***** DATA ENTRIES *****

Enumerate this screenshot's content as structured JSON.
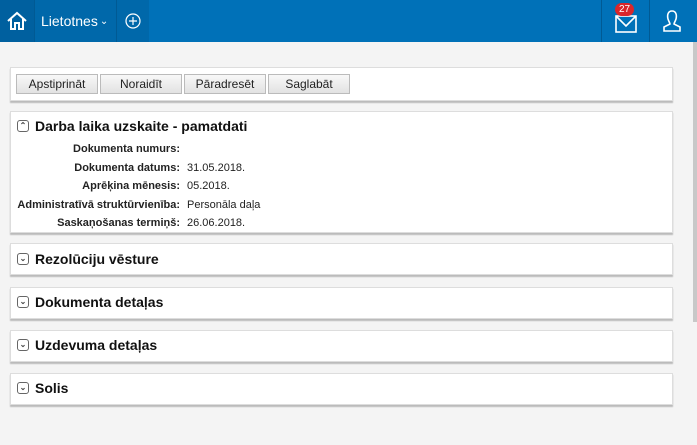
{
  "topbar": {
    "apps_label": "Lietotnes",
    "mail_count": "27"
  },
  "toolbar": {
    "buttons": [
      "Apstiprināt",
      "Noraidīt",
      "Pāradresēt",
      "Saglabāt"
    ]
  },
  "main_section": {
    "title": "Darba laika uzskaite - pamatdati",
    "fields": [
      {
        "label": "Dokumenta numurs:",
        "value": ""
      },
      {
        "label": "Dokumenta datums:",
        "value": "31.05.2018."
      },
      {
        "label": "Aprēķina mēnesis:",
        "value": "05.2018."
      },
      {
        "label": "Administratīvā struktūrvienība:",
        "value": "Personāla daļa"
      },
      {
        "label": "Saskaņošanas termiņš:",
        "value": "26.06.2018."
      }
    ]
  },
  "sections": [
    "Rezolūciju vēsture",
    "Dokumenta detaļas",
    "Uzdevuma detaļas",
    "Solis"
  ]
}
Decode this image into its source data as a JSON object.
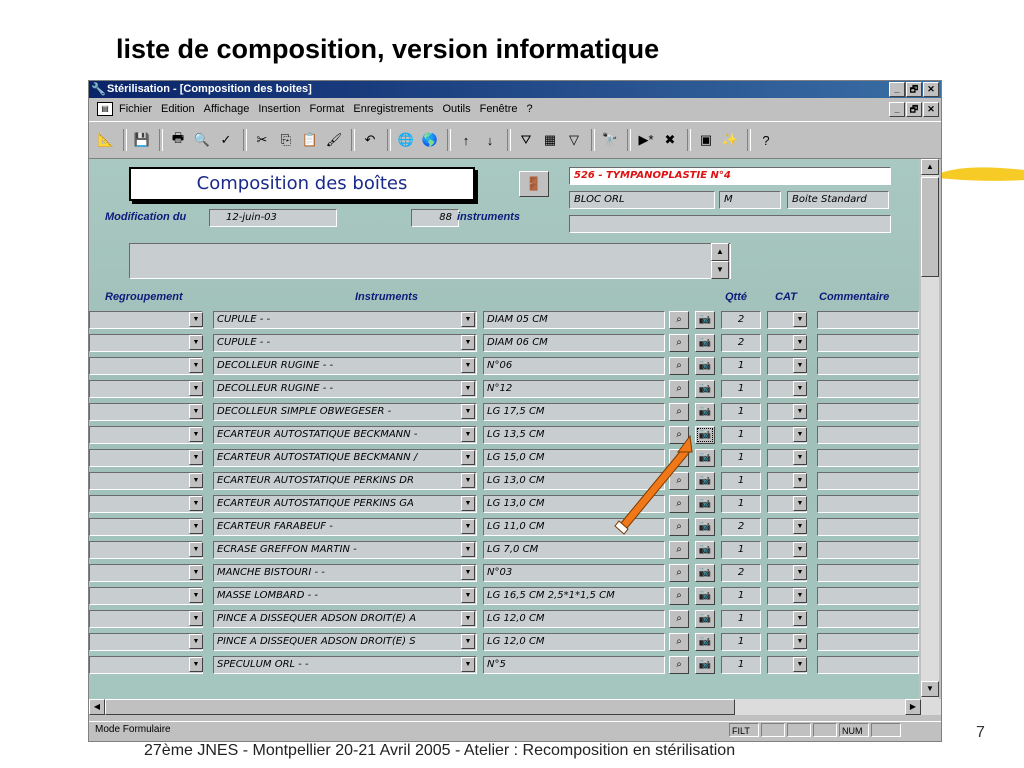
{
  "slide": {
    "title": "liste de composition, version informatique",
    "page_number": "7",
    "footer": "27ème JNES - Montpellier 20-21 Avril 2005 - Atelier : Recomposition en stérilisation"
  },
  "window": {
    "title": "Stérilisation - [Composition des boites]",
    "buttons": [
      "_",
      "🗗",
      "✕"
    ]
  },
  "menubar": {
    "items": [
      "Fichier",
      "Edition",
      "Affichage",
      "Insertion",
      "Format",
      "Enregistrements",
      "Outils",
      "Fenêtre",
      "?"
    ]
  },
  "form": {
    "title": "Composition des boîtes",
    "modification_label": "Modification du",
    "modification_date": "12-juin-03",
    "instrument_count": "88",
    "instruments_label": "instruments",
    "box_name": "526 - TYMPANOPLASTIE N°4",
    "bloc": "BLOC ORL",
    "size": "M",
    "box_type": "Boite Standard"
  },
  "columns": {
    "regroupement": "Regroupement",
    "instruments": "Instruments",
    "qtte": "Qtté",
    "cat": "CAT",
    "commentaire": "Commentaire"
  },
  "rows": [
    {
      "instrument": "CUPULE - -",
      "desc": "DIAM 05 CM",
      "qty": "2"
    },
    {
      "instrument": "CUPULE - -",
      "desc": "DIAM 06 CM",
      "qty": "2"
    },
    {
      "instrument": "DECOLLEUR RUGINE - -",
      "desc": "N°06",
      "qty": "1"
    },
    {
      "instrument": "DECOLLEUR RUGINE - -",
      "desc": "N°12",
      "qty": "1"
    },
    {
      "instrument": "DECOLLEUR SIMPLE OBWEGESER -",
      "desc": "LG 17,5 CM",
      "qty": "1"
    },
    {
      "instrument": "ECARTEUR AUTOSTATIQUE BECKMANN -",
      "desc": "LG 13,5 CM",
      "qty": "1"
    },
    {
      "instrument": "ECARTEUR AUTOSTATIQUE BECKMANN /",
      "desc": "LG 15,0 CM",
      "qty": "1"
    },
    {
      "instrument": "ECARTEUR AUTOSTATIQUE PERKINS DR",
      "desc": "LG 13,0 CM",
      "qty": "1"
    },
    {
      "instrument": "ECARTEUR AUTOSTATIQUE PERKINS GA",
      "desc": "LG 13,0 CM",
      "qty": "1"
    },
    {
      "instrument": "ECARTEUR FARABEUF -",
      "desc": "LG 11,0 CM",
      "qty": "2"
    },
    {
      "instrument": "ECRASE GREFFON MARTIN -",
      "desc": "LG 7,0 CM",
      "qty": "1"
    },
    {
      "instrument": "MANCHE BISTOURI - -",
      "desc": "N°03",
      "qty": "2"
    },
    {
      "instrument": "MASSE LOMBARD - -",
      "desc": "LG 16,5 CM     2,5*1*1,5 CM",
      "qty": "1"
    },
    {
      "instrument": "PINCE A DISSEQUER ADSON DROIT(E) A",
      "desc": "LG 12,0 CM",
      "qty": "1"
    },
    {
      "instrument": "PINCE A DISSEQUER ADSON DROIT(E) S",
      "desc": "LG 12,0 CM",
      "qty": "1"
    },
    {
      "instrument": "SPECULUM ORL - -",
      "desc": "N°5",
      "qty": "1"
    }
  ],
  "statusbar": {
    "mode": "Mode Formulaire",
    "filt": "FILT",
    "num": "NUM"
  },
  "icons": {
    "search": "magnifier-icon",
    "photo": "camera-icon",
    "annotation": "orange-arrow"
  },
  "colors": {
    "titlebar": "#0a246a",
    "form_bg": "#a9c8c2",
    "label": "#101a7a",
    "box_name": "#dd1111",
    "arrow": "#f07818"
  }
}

*****

Transcribe the material exactly, and leave out whatever pictures it holds.

Enumerate this screenshot's content as structured JSON.
{
  "topbar": {
    "apps_label": "Lietotnes",
    "mail_count": "27"
  },
  "toolbar": {
    "buttons": [
      "Apstiprināt",
      "Noraidīt",
      "Pāradresēt",
      "Saglabāt"
    ]
  },
  "main_section": {
    "title": "Darba laika uzskaite - pamatdati",
    "fields": [
      {
        "label": "Dokumenta numurs:",
        "value": ""
      },
      {
        "label": "Dokumenta datums:",
        "value": "31.05.2018."
      },
      {
        "label": "Aprēķina mēnesis:",
        "value": "05.2018."
      },
      {
        "label": "Administratīvā struktūrvienība:",
        "value": "Personāla daļa"
      },
      {
        "label": "Saskaņošanas termiņš:",
        "value": "26.06.2018."
      }
    ]
  },
  "sections": [
    "Rezolūciju vēsture",
    "Dokumenta detaļas",
    "Uzdevuma detaļas",
    "Solis"
  ]
}
Decode this image into its source data as a JSON object.
{
  "slide": {
    "title": "liste de composition, version informatique",
    "page_number": "7",
    "footer": "27ème JNES - Montpellier 20-21 Avril 2005 - Atelier : Recomposition en stérilisation"
  },
  "window": {
    "title": "Stérilisation - [Composition des boites]",
    "buttons": [
      "_",
      "🗗",
      "✕"
    ]
  },
  "menubar": {
    "items": [
      "Fichier",
      "Edition",
      "Affichage",
      "Insertion",
      "Format",
      "Enregistrements",
      "Outils",
      "Fenêtre",
      "?"
    ]
  },
  "form": {
    "title": "Composition des boîtes",
    "modification_label": "Modification du",
    "modification_date": "12-juin-03",
    "instrument_count": "88",
    "instruments_label": "instruments",
    "box_name": "526 - TYMPANOPLASTIE N°4",
    "bloc": "BLOC ORL",
    "size": "M",
    "box_type": "Boite Standard"
  },
  "columns": {
    "regroupement": "Regroupement",
    "instruments": "Instruments",
    "qtte": "Qtté",
    "cat": "CAT",
    "commentaire": "Commentaire"
  },
  "rows": [
    {
      "instrument": "CUPULE - -",
      "desc": "DIAM 05 CM",
      "qty": "2"
    },
    {
      "instrument": "CUPULE - -",
      "desc": "DIAM 06 CM",
      "qty": "2"
    },
    {
      "instrument": "DECOLLEUR RUGINE - -",
      "desc": "N°06",
      "qty": "1"
    },
    {
      "instrument": "DECOLLEUR RUGINE - -",
      "desc": "N°12",
      "qty": "1"
    },
    {
      "instrument": "DECOLLEUR SIMPLE OBWEGESER -",
      "desc": "LG 17,5 CM",
      "qty": "1"
    },
    {
      "instrument": "ECARTEUR AUTOSTATIQUE BECKMANN -",
      "desc": "LG 13,5 CM",
      "qty": "1"
    },
    {
      "instrument": "ECARTEUR AUTOSTATIQUE BECKMANN /",
      "desc": "LG 15,0 CM",
      "qty": "1"
    },
    {
      "instrument": "ECARTEUR AUTOSTATIQUE PERKINS DR",
      "desc": "LG 13,0 CM",
      "qty": "1"
    },
    {
      "instrument": "ECARTEUR AUTOSTATIQUE PERKINS GA",
      "desc": "LG 13,0 CM",
      "qty": "1"
    },
    {
      "instrument": "ECARTEUR FARABEUF -",
      "desc": "LG 11,0 CM",
      "qty": "2"
    },
    {
      "instrument": "ECRASE GREFFON MARTIN -",
      "desc": "LG 7,0 CM",
      "qty": "1"
    },
    {
      "instrument": "MANCHE BISTOURI - -",
      "desc": "N°03",
      "qty": "2"
    },
    {
      "instrument": "MASSE LOMBARD - -",
      "desc": "LG 16,5 CM     2,5*1*1,5 CM",
      "qty": "1"
    },
    {
      "instrument": "PINCE A DISSEQUER ADSON DROIT(E) A",
      "desc": "LG 12,0 CM",
      "qty": "1"
    },
    {
      "instrument": "PINCE A DISSEQUER ADSON DROIT(E) S",
      "desc": "LG 12,0 CM",
      "qty": "1"
    },
    {
      "instrument": "SPECULUM ORL - -",
      "desc": "N°5",
      "qty": "1"
    }
  ],
  "statusbar": {
    "mode": "Mode Formulaire",
    "filt": "FILT",
    "num": "NUM"
  },
  "icons": {
    "search": "magnifier-icon",
    "photo": "camera-icon",
    "annotation": "orange-arrow"
  },
  "colors": {
    "titlebar": "#0a246a",
    "form_bg": "#a9c8c2",
    "label": "#101a7a",
    "box_name": "#dd1111",
    "arrow": "#f07818"
  }
}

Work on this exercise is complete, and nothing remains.